• _WHAT YOU ARE ASKED TO DO_
Track down each line that has the word "structured" and copy it.

• _AVAILABLE RECORDS_
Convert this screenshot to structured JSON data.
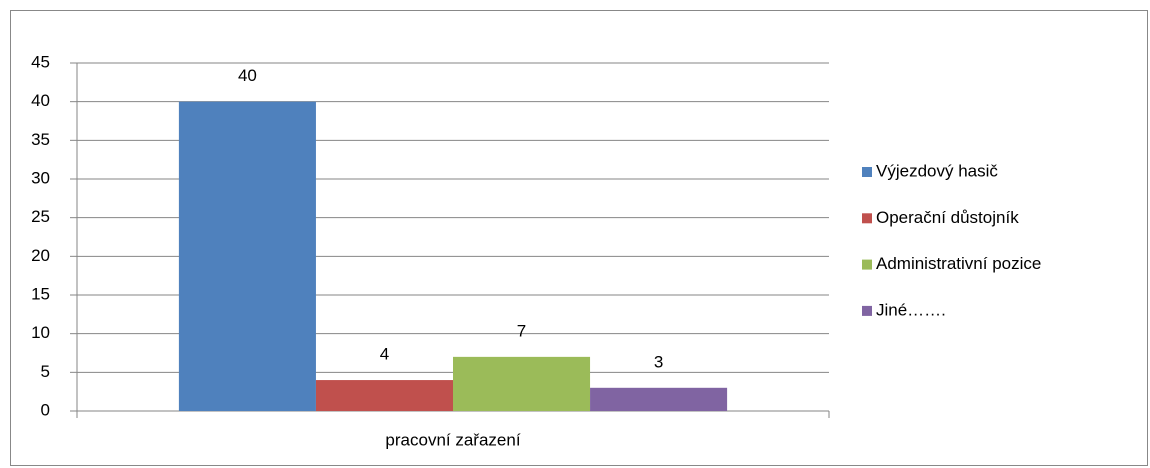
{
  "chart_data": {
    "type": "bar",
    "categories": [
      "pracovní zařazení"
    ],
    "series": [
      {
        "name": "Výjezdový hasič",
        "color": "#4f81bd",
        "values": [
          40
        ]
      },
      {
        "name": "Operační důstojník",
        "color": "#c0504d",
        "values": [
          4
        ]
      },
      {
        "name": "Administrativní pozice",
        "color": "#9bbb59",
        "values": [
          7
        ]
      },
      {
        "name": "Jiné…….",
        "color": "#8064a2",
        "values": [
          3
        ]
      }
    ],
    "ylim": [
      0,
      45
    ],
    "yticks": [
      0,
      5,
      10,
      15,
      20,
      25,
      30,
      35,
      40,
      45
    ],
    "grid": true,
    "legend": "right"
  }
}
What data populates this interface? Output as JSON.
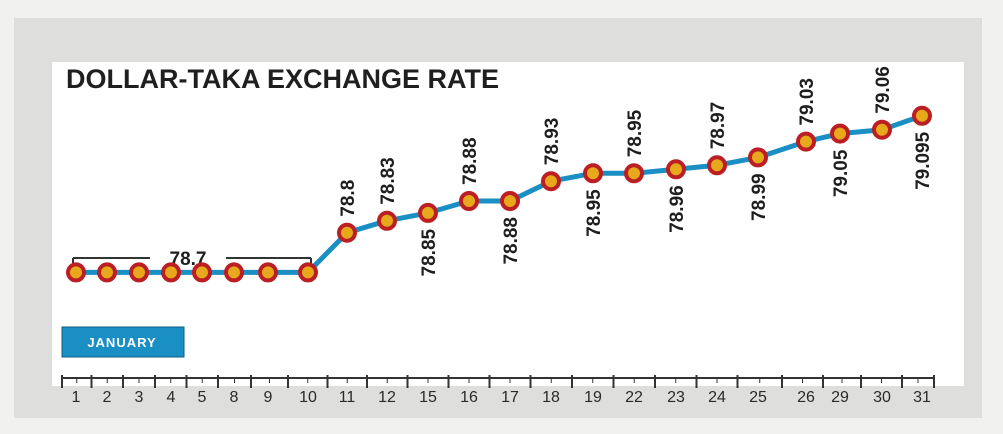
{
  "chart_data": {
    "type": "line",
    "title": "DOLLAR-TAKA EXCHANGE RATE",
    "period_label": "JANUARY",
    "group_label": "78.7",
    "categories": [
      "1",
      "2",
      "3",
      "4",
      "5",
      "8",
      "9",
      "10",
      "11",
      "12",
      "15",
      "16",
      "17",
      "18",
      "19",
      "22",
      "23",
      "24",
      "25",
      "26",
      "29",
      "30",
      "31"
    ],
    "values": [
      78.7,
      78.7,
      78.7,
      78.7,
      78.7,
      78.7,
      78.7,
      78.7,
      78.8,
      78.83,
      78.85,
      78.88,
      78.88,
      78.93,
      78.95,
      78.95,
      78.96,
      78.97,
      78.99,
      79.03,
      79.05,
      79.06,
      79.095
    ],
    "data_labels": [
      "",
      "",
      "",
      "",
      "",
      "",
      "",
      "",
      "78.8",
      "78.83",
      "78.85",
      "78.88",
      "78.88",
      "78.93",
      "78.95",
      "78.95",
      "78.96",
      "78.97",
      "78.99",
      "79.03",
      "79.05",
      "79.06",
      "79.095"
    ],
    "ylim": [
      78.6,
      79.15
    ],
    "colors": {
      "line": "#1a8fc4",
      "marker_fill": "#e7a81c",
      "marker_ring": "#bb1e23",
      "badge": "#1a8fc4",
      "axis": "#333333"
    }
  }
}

* * *

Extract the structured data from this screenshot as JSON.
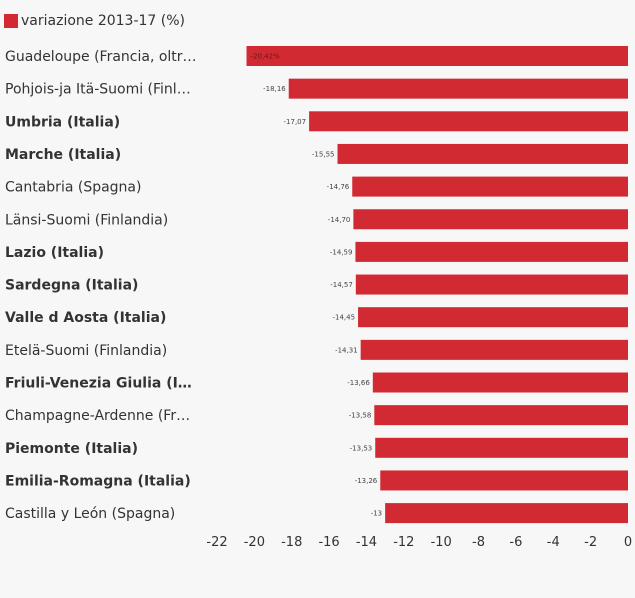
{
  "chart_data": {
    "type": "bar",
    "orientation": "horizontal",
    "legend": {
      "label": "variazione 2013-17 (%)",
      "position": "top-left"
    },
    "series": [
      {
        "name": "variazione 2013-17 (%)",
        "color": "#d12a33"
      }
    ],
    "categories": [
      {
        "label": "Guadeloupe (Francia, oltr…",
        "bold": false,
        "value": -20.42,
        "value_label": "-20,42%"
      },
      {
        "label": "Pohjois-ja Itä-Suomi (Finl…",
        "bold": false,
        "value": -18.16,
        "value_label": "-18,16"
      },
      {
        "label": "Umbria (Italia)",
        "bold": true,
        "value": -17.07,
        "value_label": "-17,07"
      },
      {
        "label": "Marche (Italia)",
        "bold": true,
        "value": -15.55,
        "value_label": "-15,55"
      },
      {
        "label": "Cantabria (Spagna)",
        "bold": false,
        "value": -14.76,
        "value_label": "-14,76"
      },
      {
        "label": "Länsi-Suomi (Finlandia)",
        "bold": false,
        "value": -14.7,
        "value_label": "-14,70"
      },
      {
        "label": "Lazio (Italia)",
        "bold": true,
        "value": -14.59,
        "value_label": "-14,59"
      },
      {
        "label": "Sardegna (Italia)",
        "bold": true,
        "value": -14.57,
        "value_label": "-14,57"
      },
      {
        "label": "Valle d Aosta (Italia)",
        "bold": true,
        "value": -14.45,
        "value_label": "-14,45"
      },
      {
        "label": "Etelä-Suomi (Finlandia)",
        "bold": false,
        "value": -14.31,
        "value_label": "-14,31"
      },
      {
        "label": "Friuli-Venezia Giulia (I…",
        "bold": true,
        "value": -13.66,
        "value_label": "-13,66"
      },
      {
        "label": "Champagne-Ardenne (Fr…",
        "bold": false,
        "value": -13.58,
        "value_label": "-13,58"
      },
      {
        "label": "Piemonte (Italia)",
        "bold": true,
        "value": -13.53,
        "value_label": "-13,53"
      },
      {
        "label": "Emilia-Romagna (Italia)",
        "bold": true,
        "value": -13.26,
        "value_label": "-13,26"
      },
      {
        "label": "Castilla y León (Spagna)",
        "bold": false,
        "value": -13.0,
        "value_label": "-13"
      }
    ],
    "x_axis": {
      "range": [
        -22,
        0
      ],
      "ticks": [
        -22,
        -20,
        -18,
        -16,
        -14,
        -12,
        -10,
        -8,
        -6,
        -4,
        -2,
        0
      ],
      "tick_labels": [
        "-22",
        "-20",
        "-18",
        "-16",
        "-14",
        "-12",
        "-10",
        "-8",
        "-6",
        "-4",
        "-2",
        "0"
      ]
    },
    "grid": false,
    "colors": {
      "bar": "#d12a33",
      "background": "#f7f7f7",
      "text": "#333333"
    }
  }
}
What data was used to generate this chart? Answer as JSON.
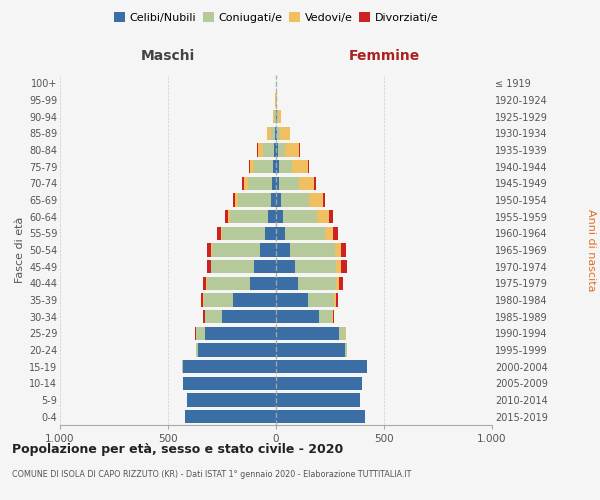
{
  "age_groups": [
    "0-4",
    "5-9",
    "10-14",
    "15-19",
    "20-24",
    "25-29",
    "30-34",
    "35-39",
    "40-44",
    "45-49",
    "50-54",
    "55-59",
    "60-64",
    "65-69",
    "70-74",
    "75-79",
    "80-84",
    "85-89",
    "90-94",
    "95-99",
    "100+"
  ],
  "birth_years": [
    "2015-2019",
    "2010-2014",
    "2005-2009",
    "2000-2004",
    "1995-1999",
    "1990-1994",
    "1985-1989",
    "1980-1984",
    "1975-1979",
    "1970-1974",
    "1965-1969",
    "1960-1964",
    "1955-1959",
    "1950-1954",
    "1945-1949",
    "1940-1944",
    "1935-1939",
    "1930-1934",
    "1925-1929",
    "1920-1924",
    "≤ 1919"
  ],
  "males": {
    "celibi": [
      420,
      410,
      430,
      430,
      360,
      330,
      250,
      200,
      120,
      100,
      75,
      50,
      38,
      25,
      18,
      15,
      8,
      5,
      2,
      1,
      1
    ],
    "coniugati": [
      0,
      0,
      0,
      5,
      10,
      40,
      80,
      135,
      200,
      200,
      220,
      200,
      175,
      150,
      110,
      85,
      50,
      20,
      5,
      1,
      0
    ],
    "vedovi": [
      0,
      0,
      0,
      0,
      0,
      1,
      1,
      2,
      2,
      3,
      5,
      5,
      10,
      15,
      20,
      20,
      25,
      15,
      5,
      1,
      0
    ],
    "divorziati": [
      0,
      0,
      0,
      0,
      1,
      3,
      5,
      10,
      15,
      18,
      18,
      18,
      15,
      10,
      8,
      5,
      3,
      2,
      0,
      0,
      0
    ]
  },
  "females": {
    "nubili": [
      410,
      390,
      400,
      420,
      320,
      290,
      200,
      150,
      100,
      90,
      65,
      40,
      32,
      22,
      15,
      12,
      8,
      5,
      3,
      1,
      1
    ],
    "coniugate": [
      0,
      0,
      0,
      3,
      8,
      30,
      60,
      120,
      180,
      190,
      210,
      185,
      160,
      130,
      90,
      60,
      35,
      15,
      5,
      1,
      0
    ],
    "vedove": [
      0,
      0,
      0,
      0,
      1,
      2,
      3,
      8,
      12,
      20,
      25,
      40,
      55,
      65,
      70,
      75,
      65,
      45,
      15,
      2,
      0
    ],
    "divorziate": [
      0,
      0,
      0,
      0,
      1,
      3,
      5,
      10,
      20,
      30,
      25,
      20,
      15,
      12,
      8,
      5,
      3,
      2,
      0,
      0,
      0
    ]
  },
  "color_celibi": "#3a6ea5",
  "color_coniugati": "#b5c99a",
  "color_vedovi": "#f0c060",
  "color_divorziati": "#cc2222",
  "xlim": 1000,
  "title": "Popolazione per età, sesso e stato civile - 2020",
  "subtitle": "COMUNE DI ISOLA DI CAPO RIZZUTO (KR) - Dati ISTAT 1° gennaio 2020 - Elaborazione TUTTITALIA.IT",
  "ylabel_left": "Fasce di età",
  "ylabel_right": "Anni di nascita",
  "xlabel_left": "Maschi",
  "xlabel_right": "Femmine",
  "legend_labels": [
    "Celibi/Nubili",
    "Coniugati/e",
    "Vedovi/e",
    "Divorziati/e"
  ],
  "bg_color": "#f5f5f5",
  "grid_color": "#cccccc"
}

• _SOLUTION FOR THIS PROBLEM_
Convert this screenshot to structured JSON data.
Extract the structured data from this screenshot as JSON.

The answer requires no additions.